- [WRITTEN EXERCISE]:
Every line below should be copied exactly; drop the pictures.

Collection entries
━━━━━━━━━━
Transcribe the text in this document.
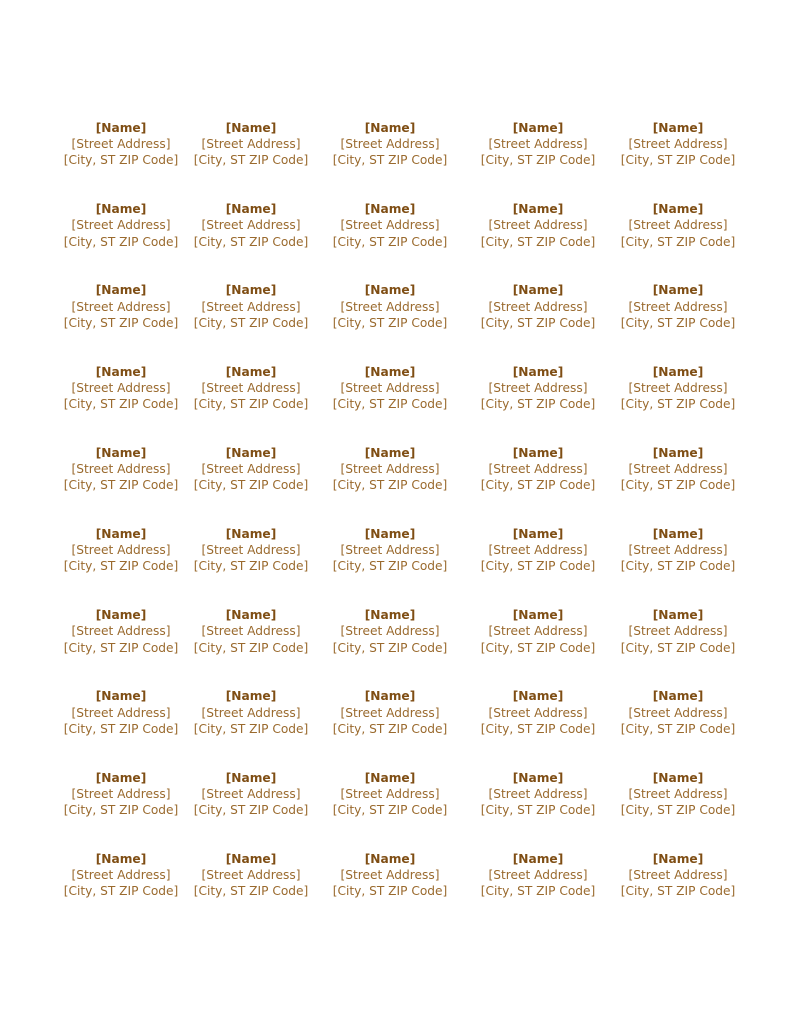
[Name]
[Street Address]
[City, ST ZIP Code]
[Name]
[Street Address]
[City, ST ZIP Code]
[Name]
[Street Address]
[City, ST ZIP Code]
[Name]
[Street Address]
[City, ST ZIP Code]
[Name]
[Street Address]
[City, ST ZIP Code]
[Name]
[Street Address]
[City, ST ZIP Code]
[Name]
[Street Address]
[City, ST ZIP Code]
[Name]
[Street Address]
[City, ST ZIP Code]
[Name]
[Street Address]
[City, ST ZIP Code]
[Name]
[Street Address]
[City, ST ZIP Code]
[Name]
[Street Address]
[City, ST ZIP Code]
[Name]
[Street Address]
[City, ST ZIP Code]
[Name]
[Street Address]
[City, ST ZIP Code]
[Name]
[Street Address]
[City, ST ZIP Code]
[Name]
[Street Address]
[City, ST ZIP Code]
[Name]
[Street Address]
[City, ST ZIP Code]
[Name]
[Street Address]
[City, ST ZIP Code]
[Name]
[Street Address]
[City, ST ZIP Code]
[Name]
[Street Address]
[City, ST ZIP Code]
[Name]
[Street Address]
[City, ST ZIP Code]
[Name]
[Street Address]
[City, ST ZIP Code]
[Name]
[Street Address]
[City, ST ZIP Code]
[Name]
[Street Address]
[City, ST ZIP Code]
[Name]
[Street Address]
[City, ST ZIP Code]
[Name]
[Street Address]
[City, ST ZIP Code]
[Name]
[Street Address]
[City, ST ZIP Code]
[Name]
[Street Address]
[City, ST ZIP Code]
[Name]
[Street Address]
[City, ST ZIP Code]
[Name]
[Street Address]
[City, ST ZIP Code]
[Name]
[Street Address]
[City, ST ZIP Code]
[Name]
[Street Address]
[City, ST ZIP Code]
[Name]
[Street Address]
[City, ST ZIP Code]
[Name]
[Street Address]
[City, ST ZIP Code]
[Name]
[Street Address]
[City, ST ZIP Code]
[Name]
[Street Address]
[City, ST ZIP Code]
[Name]
[Street Address]
[City, ST ZIP Code]
[Name]
[Street Address]
[City, ST ZIP Code]
[Name]
[Street Address]
[City, ST ZIP Code]
[Name]
[Street Address]
[City, ST ZIP Code]
[Name]
[Street Address]
[City, ST ZIP Code]
[Name]
[Street Address]
[City, ST ZIP Code]
[Name]
[Street Address]
[City, ST ZIP Code]
[Name]
[Street Address]
[City, ST ZIP Code]
[Name]
[Street Address]
[City, ST ZIP Code]
[Name]
[Street Address]
[City, ST ZIP Code]
[Name]
[Street Address]
[City, ST ZIP Code]
[Name]
[Street Address]
[City, ST ZIP Code]
[Name]
[Street Address]
[City, ST ZIP Code]
[Name]
[Street Address]
[City, ST ZIP Code]
[Name]
[Street Address]
[City, ST ZIP Code]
━━━━━━━━━━
- [SOLUTION FOR THIS PROBLEM]:
Transcribe the text in this document.
[Name]
[Street Address]
[City, ST ZIP Code]
[Name]
[Street Address]
[City, ST ZIP Code]
[Name]
[Street Address]
[City, ST ZIP Code]
[Name]
[Street Address]
[City, ST ZIP Code]
[Name]
[Street Address]
[City, ST ZIP Code]
[Name]
[Street Address]
[City, ST ZIP Code]
[Name]
[Street Address]
[City, ST ZIP Code]
[Name]
[Street Address]
[City, ST ZIP Code]
[Name]
[Street Address]
[City, ST ZIP Code]
[Name]
[Street Address]
[City, ST ZIP Code]
[Name]
[Street Address]
[City, ST ZIP Code]
[Name]
[Street Address]
[City, ST ZIP Code]
[Name]
[Street Address]
[City, ST ZIP Code]
[Name]
[Street Address]
[City, ST ZIP Code]
[Name]
[Street Address]
[City, ST ZIP Code]
[Name]
[Street Address]
[City, ST ZIP Code]
[Name]
[Street Address]
[City, ST ZIP Code]
[Name]
[Street Address]
[City, ST ZIP Code]
[Name]
[Street Address]
[City, ST ZIP Code]
[Name]
[Street Address]
[City, ST ZIP Code]
[Name]
[Street Address]
[City, ST ZIP Code]
[Name]
[Street Address]
[City, ST ZIP Code]
[Name]
[Street Address]
[City, ST ZIP Code]
[Name]
[Street Address]
[City, ST ZIP Code]
[Name]
[Street Address]
[City, ST ZIP Code]
[Name]
[Street Address]
[City, ST ZIP Code]
[Name]
[Street Address]
[City, ST ZIP Code]
[Name]
[Street Address]
[City, ST ZIP Code]
[Name]
[Street Address]
[City, ST ZIP Code]
[Name]
[Street Address]
[City, ST ZIP Code]
[Name]
[Street Address]
[City, ST ZIP Code]
[Name]
[Street Address]
[City, ST ZIP Code]
[Name]
[Street Address]
[City, ST ZIP Code]
[Name]
[Street Address]
[City, ST ZIP Code]
[Name]
[Street Address]
[City, ST ZIP Code]
[Name]
[Street Address]
[City, ST ZIP Code]
[Name]
[Street Address]
[City, ST ZIP Code]
[Name]
[Street Address]
[City, ST ZIP Code]
[Name]
[Street Address]
[City, ST ZIP Code]
[Name]
[Street Address]
[City, ST ZIP Code]
[Name]
[Street Address]
[City, ST ZIP Code]
[Name]
[Street Address]
[City, ST ZIP Code]
[Name]
[Street Address]
[City, ST ZIP Code]
[Name]
[Street Address]
[City, ST ZIP Code]
[Name]
[Street Address]
[City, ST ZIP Code]
[Name]
[Street Address]
[City, ST ZIP Code]
[Name]
[Street Address]
[City, ST ZIP Code]
[Name]
[Street Address]
[City, ST ZIP Code]
[Name]
[Street Address]
[City, ST ZIP Code]
[Name]
[Street Address]
[City, ST ZIP Code]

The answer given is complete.